:: Stated exercise ::
Each line below that contains "JSON" counts once; report the total and nothing more.

***** Recorded information

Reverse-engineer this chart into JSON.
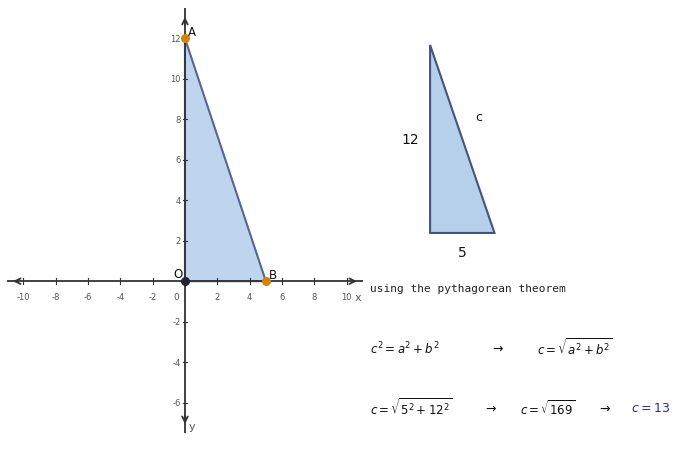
{
  "bg_color": "#e8e8ee",
  "white": "#ffffff",
  "triangle_fill": "#aac8e8",
  "triangle_edge": "#2a3a6a",
  "point_color": "#d4820a",
  "origin_color": "#222233",
  "axis_color": "#333333",
  "tick_color": "#555555",
  "point_A": [
    0,
    12
  ],
  "point_B": [
    5,
    0
  ],
  "point_O": [
    0,
    0
  ],
  "xlim": [
    -11,
    11
  ],
  "ylim": [
    -7.5,
    13.5
  ],
  "xticks": [
    -10,
    -8,
    -6,
    -4,
    -2,
    2,
    4,
    6,
    8,
    10
  ],
  "yticks": [
    -6,
    -4,
    -2,
    2,
    4,
    6,
    8,
    10,
    12
  ],
  "xlabel": "x",
  "ylabel": "y",
  "label_A": "A",
  "label_B": "B",
  "label_O": "O",
  "side_label_12": "12",
  "side_label_5": "5",
  "side_label_c": "c",
  "text_pythagorean": "using the pythagorean theorem"
}
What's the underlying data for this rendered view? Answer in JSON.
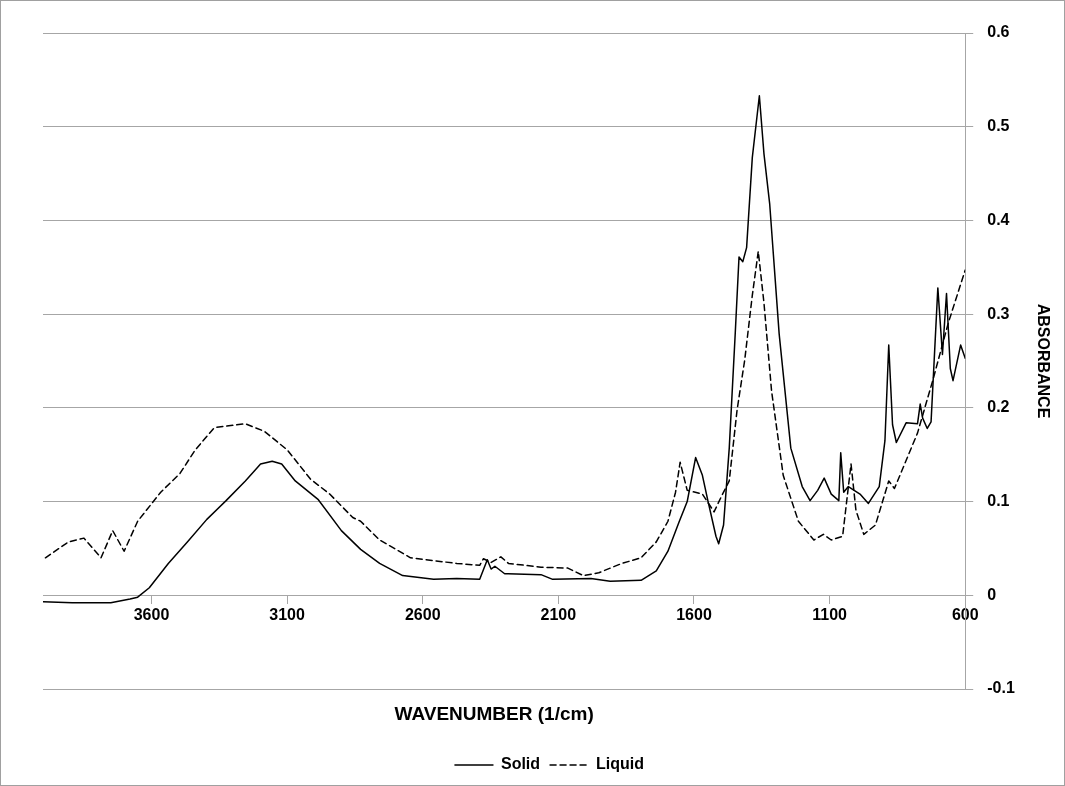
{
  "chart_data": {
    "type": "line",
    "xlabel": "WAVENUMBER (1/cm)",
    "ylabel": "ABSORBANCE",
    "xlim": [
      4000,
      600
    ],
    "xticks": [
      3600,
      3100,
      2600,
      2100,
      1600,
      1100,
      600
    ],
    "ylim": [
      -0.1,
      0.6
    ],
    "yticks": [
      -0.1,
      0,
      0.1,
      0.2,
      0.3,
      0.4,
      0.5,
      0.6
    ],
    "grid": "y",
    "legend": "bottom",
    "marker": "none",
    "series": [
      {
        "name": "Solid",
        "color": "#000000",
        "line_style": "solid",
        "x": [
          3999,
          3892,
          3750,
          3679,
          3651,
          3608,
          3538,
          3467,
          3396,
          3325,
          3254,
          3198,
          3155,
          3120,
          3070,
          2985,
          2900,
          2829,
          2759,
          2674,
          2560,
          2475,
          2390,
          2362,
          2348,
          2334,
          2298,
          2164,
          2121,
          1980,
          1909,
          1795,
          1739,
          1696,
          1654,
          1625,
          1594,
          1569,
          1548,
          1519,
          1509,
          1491,
          1470,
          1448,
          1434,
          1420,
          1406,
          1385,
          1359,
          1342,
          1321,
          1286,
          1243,
          1201,
          1172,
          1144,
          1120,
          1094,
          1066,
          1059,
          1048,
          1031,
          988,
          957,
          917,
          896,
          882,
          868,
          854,
          818,
          776,
          766,
          757,
          740,
          726,
          701,
          684,
          669,
          655,
          645,
          617,
          600
        ],
        "values": [
          -0.007,
          -0.008,
          -0.008,
          -0.004,
          -0.002,
          0.008,
          0.034,
          0.057,
          0.081,
          0.101,
          0.122,
          0.14,
          0.143,
          0.14,
          0.122,
          0.102,
          0.069,
          0.049,
          0.034,
          0.021,
          0.017,
          0.018,
          0.017,
          0.038,
          0.028,
          0.031,
          0.023,
          0.022,
          0.017,
          0.018,
          0.015,
          0.016,
          0.026,
          0.047,
          0.079,
          0.1,
          0.147,
          0.128,
          0.1,
          0.063,
          0.055,
          0.075,
          0.157,
          0.279,
          0.361,
          0.356,
          0.371,
          0.467,
          0.533,
          0.471,
          0.418,
          0.279,
          0.157,
          0.116,
          0.101,
          0.112,
          0.125,
          0.108,
          0.101,
          0.152,
          0.11,
          0.116,
          0.108,
          0.098,
          0.116,
          0.165,
          0.267,
          0.182,
          0.163,
          0.184,
          0.183,
          0.204,
          0.189,
          0.178,
          0.185,
          0.328,
          0.257,
          0.322,
          0.242,
          0.229,
          0.267,
          0.253
        ]
      },
      {
        "name": "Liquid",
        "color": "#000000",
        "line_style": "dashed",
        "x": [
          3991,
          3906,
          3849,
          3786,
          3743,
          3701,
          3651,
          3566,
          3495,
          3439,
          3368,
          3254,
          3184,
          3099,
          3014,
          2943,
          2858,
          2829,
          2759,
          2645,
          2475,
          2390,
          2376,
          2348,
          2312,
          2284,
          2164,
          2065,
          2008,
          1951,
          1866,
          1795,
          1739,
          1696,
          1668,
          1651,
          1625,
          1569,
          1526,
          1498,
          1470,
          1441,
          1413,
          1385,
          1363,
          1342,
          1314,
          1271,
          1215,
          1158,
          1123,
          1094,
          1052,
          1038,
          1021,
          1003,
          974,
          931,
          882,
          861,
          776,
          719,
          662,
          600
        ],
        "values": [
          0.04,
          0.057,
          0.061,
          0.04,
          0.069,
          0.047,
          0.079,
          0.11,
          0.13,
          0.155,
          0.179,
          0.183,
          0.175,
          0.155,
          0.124,
          0.108,
          0.083,
          0.079,
          0.059,
          0.04,
          0.034,
          0.032,
          0.039,
          0.035,
          0.041,
          0.034,
          0.03,
          0.029,
          0.021,
          0.024,
          0.034,
          0.04,
          0.057,
          0.079,
          0.11,
          0.142,
          0.112,
          0.108,
          0.089,
          0.106,
          0.122,
          0.198,
          0.251,
          0.32,
          0.367,
          0.312,
          0.218,
          0.128,
          0.079,
          0.059,
          0.065,
          0.059,
          0.063,
          0.098,
          0.14,
          0.091,
          0.065,
          0.075,
          0.122,
          0.114,
          0.173,
          0.23,
          0.291,
          0.347
        ]
      }
    ]
  }
}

**********

:: Answer to the problem ::
2